* **EXERCISE TASK**:
Return the number of lines that contain the word "SDTVAR", and return nothing else.
— start of MATERIAL PROVIDED —
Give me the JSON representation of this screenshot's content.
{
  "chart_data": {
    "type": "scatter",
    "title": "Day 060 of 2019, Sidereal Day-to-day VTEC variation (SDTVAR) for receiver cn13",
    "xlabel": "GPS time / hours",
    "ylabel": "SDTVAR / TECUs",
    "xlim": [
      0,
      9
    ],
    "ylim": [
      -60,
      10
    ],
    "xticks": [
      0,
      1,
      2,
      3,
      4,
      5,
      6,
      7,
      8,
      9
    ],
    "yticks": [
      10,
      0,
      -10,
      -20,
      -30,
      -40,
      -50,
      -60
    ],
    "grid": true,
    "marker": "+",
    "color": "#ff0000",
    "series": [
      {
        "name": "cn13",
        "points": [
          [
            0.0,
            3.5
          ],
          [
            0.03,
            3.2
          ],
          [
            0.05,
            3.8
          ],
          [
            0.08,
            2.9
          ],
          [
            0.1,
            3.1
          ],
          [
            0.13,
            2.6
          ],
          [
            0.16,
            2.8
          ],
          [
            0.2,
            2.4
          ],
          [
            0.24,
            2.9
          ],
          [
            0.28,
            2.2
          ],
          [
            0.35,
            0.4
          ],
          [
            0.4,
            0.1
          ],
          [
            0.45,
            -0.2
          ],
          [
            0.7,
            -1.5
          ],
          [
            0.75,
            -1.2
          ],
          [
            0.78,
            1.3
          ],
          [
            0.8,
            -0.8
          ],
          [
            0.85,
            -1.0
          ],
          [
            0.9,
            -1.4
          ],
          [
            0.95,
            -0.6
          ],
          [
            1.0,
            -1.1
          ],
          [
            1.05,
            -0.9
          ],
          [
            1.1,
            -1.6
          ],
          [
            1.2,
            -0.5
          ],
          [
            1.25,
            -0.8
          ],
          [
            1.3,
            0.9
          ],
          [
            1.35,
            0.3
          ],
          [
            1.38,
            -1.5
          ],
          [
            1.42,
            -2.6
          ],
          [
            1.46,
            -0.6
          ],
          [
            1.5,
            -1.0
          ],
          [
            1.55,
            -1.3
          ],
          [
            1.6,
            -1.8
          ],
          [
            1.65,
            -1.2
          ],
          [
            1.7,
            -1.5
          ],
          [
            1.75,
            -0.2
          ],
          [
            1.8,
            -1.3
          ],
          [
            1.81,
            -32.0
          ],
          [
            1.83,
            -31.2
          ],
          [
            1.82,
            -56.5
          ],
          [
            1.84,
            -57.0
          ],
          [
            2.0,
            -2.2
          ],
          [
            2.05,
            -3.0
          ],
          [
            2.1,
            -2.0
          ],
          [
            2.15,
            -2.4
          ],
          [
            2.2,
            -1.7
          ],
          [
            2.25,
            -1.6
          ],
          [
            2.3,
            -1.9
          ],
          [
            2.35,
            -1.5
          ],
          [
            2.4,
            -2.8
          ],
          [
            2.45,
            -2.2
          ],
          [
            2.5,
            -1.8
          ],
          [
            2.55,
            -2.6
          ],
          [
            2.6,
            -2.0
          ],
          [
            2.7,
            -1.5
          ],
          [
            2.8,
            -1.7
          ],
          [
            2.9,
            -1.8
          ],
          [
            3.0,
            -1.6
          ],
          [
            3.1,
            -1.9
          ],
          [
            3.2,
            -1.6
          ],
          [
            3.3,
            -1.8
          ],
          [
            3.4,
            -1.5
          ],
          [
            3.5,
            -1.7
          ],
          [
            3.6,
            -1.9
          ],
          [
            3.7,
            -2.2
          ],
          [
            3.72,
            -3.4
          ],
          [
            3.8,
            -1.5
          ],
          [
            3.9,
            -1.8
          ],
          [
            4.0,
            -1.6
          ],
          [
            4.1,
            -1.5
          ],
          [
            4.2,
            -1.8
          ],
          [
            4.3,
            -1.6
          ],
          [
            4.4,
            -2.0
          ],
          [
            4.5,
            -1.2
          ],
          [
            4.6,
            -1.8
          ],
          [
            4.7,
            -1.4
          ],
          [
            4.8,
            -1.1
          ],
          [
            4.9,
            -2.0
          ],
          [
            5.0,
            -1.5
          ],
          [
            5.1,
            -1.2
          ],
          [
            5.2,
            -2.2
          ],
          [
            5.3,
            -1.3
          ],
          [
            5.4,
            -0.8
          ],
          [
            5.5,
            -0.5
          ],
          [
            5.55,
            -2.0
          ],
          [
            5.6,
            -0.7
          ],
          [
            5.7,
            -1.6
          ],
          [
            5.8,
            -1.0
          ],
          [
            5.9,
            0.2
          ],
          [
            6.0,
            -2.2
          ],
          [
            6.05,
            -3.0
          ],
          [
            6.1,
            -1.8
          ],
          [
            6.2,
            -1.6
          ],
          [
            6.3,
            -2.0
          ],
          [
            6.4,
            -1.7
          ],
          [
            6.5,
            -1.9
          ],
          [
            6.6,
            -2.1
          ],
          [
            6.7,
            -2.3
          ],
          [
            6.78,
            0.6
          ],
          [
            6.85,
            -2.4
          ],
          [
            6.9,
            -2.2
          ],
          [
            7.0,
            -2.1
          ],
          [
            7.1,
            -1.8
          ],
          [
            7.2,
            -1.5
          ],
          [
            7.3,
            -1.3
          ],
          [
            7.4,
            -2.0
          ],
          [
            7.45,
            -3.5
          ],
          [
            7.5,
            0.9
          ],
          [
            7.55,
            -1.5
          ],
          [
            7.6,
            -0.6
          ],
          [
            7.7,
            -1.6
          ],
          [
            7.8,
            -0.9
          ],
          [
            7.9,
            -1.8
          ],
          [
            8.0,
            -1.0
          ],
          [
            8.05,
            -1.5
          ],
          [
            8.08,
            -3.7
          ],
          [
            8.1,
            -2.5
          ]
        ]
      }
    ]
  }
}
— end of MATERIAL PROVIDED —
* **ANSWER IN FULL**:
2